## BEGIN
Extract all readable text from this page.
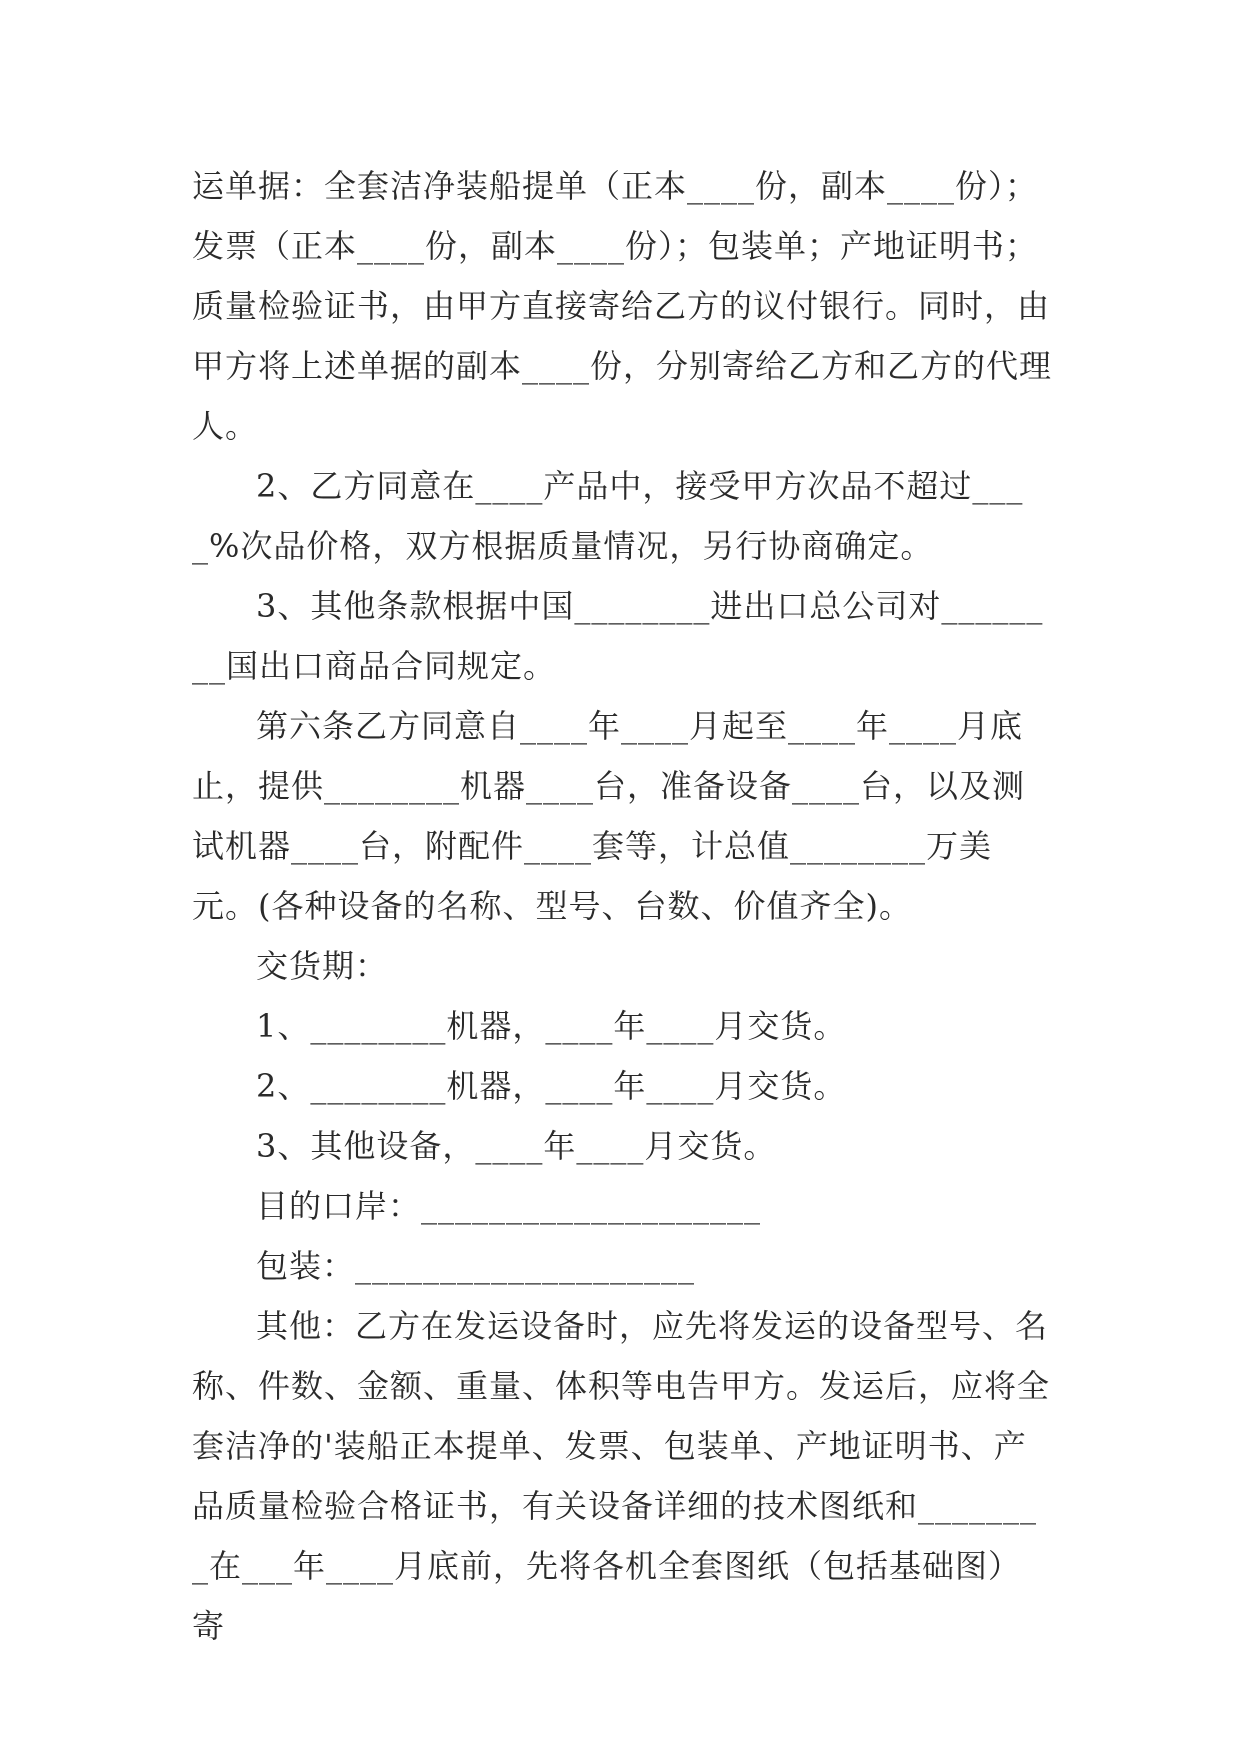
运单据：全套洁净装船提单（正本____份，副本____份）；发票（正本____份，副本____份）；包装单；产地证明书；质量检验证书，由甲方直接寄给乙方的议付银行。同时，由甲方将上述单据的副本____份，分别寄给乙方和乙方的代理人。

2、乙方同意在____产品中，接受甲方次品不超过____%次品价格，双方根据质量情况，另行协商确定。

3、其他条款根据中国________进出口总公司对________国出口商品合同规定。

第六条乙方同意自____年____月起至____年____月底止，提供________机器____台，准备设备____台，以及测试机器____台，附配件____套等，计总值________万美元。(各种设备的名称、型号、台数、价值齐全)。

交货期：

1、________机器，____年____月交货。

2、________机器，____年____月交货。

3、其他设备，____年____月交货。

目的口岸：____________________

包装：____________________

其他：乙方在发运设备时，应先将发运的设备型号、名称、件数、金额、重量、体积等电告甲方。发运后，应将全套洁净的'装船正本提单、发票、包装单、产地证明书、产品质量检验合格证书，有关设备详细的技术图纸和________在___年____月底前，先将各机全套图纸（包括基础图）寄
## END
Read through the data and copy every line where "产地证明书" shows up.

### Task answer
运单据：全套洁净装船提单（正本____份，副本____份）；发票（正本____份，副本____份）；包装单；产地证明书；质量检验证书，由甲方直接寄给乙方的议付银行。同时，由甲方将上述单据的副本____份，分别寄给乙方和乙方的代理人。
其他：乙方在发运设备时，应先将发运的设备型号、名称、件数、金额、重量、体积等电告甲方。发运后，应将全套洁净的'装船正本提单、发票、包装单、产地证明书、产品质量检验合格证书，有关设备详细的技术图纸和________在___年____月底前，先将各机全套图纸（包括基础图）寄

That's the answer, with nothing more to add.